Problem to solve:
Copy out each line exactly as it appears.
┌─ Material for this task
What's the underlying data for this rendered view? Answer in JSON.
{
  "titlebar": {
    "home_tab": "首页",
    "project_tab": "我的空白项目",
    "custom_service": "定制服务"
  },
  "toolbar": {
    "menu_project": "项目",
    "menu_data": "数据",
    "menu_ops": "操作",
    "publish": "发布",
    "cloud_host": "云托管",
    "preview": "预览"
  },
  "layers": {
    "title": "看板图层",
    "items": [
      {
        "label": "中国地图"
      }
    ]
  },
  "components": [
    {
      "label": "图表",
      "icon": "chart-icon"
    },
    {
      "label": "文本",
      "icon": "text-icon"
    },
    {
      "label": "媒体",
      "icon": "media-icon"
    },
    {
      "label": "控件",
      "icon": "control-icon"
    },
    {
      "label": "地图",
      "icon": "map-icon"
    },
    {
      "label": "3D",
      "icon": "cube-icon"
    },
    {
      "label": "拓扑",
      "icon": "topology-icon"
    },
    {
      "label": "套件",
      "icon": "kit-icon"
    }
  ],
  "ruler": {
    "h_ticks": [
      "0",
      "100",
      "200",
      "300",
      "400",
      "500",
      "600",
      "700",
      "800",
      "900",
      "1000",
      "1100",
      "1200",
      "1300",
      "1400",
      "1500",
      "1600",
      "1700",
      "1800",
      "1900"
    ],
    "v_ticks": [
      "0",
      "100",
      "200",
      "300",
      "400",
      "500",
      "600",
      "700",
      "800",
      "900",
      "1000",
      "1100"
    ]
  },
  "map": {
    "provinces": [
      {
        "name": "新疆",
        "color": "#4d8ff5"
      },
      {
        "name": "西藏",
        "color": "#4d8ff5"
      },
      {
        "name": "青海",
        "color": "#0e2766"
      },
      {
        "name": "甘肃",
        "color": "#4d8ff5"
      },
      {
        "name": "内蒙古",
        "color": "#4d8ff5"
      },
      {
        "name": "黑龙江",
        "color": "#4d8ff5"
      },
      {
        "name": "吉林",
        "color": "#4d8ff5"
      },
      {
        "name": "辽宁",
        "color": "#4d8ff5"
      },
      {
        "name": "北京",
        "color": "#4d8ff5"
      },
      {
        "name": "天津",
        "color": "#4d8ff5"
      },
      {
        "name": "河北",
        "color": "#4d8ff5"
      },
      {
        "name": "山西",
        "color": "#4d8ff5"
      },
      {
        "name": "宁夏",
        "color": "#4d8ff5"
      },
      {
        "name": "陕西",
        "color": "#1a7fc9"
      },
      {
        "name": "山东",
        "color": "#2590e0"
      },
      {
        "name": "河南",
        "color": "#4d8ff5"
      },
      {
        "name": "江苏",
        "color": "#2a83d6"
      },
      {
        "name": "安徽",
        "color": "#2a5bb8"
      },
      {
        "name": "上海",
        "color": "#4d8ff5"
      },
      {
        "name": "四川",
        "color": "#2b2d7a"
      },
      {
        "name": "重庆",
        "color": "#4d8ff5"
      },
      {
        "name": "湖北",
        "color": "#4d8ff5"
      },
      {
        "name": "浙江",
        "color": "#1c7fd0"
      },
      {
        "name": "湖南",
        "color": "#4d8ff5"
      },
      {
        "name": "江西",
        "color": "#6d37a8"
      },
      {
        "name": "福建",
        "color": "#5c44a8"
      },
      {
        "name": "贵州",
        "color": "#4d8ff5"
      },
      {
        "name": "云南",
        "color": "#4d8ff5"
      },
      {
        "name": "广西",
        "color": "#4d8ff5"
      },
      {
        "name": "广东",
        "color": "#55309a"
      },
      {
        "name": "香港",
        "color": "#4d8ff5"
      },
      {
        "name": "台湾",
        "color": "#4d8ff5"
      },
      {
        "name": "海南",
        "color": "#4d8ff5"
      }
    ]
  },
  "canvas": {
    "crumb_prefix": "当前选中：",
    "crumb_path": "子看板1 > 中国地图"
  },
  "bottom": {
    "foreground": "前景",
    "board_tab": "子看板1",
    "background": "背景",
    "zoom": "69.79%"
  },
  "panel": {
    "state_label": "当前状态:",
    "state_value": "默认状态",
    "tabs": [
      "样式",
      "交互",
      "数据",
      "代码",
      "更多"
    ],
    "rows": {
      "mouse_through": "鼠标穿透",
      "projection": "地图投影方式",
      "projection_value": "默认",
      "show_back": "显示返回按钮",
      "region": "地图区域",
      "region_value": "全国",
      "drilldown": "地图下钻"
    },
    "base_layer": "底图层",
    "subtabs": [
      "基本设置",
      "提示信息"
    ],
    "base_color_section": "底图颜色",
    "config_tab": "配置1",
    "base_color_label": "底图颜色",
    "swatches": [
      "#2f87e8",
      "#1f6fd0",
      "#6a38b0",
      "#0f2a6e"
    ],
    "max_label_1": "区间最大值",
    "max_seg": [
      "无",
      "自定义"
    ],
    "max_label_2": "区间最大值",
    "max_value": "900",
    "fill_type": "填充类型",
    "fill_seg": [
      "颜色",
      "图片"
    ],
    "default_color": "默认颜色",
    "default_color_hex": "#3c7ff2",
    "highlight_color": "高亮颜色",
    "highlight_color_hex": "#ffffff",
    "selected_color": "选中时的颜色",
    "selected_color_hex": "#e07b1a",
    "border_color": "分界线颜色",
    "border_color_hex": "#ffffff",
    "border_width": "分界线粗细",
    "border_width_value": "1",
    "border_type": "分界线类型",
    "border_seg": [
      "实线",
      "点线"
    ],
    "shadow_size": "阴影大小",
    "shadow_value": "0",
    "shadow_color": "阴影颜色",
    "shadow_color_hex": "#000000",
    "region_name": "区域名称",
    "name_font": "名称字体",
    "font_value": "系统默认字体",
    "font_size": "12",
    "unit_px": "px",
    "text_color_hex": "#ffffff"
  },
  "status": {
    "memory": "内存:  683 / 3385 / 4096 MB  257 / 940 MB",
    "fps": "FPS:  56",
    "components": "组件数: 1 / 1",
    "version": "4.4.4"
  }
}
└─
Response to this task:
What's the underlying data for this rendered view? Answer in JSON.
{
  "titlebar": {
    "home_tab": "首页",
    "project_tab": "我的空白项目",
    "custom_service": "定制服务"
  },
  "toolbar": {
    "menu_project": "项目",
    "menu_data": "数据",
    "menu_ops": "操作",
    "publish": "发布",
    "cloud_host": "云托管",
    "preview": "预览"
  },
  "layers": {
    "title": "看板图层",
    "items": [
      {
        "label": "中国地图"
      }
    ]
  },
  "components": [
    {
      "label": "图表",
      "icon": "chart-icon"
    },
    {
      "label": "文本",
      "icon": "text-icon"
    },
    {
      "label": "媒体",
      "icon": "media-icon"
    },
    {
      "label": "控件",
      "icon": "control-icon"
    },
    {
      "label": "地图",
      "icon": "map-icon"
    },
    {
      "label": "3D",
      "icon": "cube-icon"
    },
    {
      "label": "拓扑",
      "icon": "topology-icon"
    },
    {
      "label": "套件",
      "icon": "kit-icon"
    }
  ],
  "ruler": {
    "h_ticks": [
      "0",
      "100",
      "200",
      "300",
      "400",
      "500",
      "600",
      "700",
      "800",
      "900",
      "1000",
      "1100",
      "1200",
      "1300",
      "1400",
      "1500",
      "1600",
      "1700",
      "1800",
      "1900"
    ],
    "v_ticks": [
      "0",
      "100",
      "200",
      "300",
      "400",
      "500",
      "600",
      "700",
      "800",
      "900",
      "1000",
      "1100"
    ]
  },
  "map": {
    "provinces": [
      {
        "name": "新疆",
        "color": "#4d8ff5"
      },
      {
        "name": "西藏",
        "color": "#4d8ff5"
      },
      {
        "name": "青海",
        "color": "#0e2766"
      },
      {
        "name": "甘肃",
        "color": "#4d8ff5"
      },
      {
        "name": "内蒙古",
        "color": "#4d8ff5"
      },
      {
        "name": "黑龙江",
        "color": "#4d8ff5"
      },
      {
        "name": "吉林",
        "color": "#4d8ff5"
      },
      {
        "name": "辽宁",
        "color": "#4d8ff5"
      },
      {
        "name": "北京",
        "color": "#4d8ff5"
      },
      {
        "name": "天津",
        "color": "#4d8ff5"
      },
      {
        "name": "河北",
        "color": "#4d8ff5"
      },
      {
        "name": "山西",
        "color": "#4d8ff5"
      },
      {
        "name": "宁夏",
        "color": "#4d8ff5"
      },
      {
        "name": "陕西",
        "color": "#1a7fc9"
      },
      {
        "name": "山东",
        "color": "#2590e0"
      },
      {
        "name": "河南",
        "color": "#4d8ff5"
      },
      {
        "name": "江苏",
        "color": "#2a83d6"
      },
      {
        "name": "安徽",
        "color": "#2a5bb8"
      },
      {
        "name": "上海",
        "color": "#4d8ff5"
      },
      {
        "name": "四川",
        "color": "#2b2d7a"
      },
      {
        "name": "重庆",
        "color": "#4d8ff5"
      },
      {
        "name": "湖北",
        "color": "#4d8ff5"
      },
      {
        "name": "浙江",
        "color": "#1c7fd0"
      },
      {
        "name": "湖南",
        "color": "#4d8ff5"
      },
      {
        "name": "江西",
        "color": "#6d37a8"
      },
      {
        "name": "福建",
        "color": "#5c44a8"
      },
      {
        "name": "贵州",
        "color": "#4d8ff5"
      },
      {
        "name": "云南",
        "color": "#4d8ff5"
      },
      {
        "name": "广西",
        "color": "#4d8ff5"
      },
      {
        "name": "广东",
        "color": "#55309a"
      },
      {
        "name": "香港",
        "color": "#4d8ff5"
      },
      {
        "name": "台湾",
        "color": "#4d8ff5"
      },
      {
        "name": "海南",
        "color": "#4d8ff5"
      }
    ]
  },
  "canvas": {
    "crumb_prefix": "当前选中：",
    "crumb_path": "子看板1 > 中国地图"
  },
  "bottom": {
    "foreground": "前景",
    "board_tab": "子看板1",
    "background": "背景",
    "zoom": "69.79%"
  },
  "panel": {
    "state_label": "当前状态:",
    "state_value": "默认状态",
    "tabs": [
      "样式",
      "交互",
      "数据",
      "代码",
      "更多"
    ],
    "rows": {
      "mouse_through": "鼠标穿透",
      "projection": "地图投影方式",
      "projection_value": "默认",
      "show_back": "显示返回按钮",
      "region": "地图区域",
      "region_value": "全国",
      "drilldown": "地图下钻"
    },
    "base_layer": "底图层",
    "subtabs": [
      "基本设置",
      "提示信息"
    ],
    "base_color_section": "底图颜色",
    "config_tab": "配置1",
    "base_color_label": "底图颜色",
    "swatches": [
      "#2f87e8",
      "#1f6fd0",
      "#6a38b0",
      "#0f2a6e"
    ],
    "max_label_1": "区间最大值",
    "max_seg": [
      "无",
      "自定义"
    ],
    "max_label_2": "区间最大值",
    "max_value": "900",
    "fill_type": "填充类型",
    "fill_seg": [
      "颜色",
      "图片"
    ],
    "default_color": "默认颜色",
    "default_color_hex": "#3c7ff2",
    "highlight_color": "高亮颜色",
    "highlight_color_hex": "#ffffff",
    "selected_color": "选中时的颜色",
    "selected_color_hex": "#e07b1a",
    "border_color": "分界线颜色",
    "border_color_hex": "#ffffff",
    "border_width": "分界线粗细",
    "border_width_value": "1",
    "border_type": "分界线类型",
    "border_seg": [
      "实线",
      "点线"
    ],
    "shadow_size": "阴影大小",
    "shadow_value": "0",
    "shadow_color": "阴影颜色",
    "shadow_color_hex": "#000000",
    "region_name": "区域名称",
    "name_font": "名称字体",
    "font_value": "系统默认字体",
    "font_size": "12",
    "unit_px": "px",
    "text_color_hex": "#ffffff"
  },
  "status": {
    "memory": "内存:  683 / 3385 / 4096 MB  257 / 940 MB",
    "fps": "FPS:  56",
    "components": "组件数: 1 / 1",
    "version": "4.4.4"
  }
}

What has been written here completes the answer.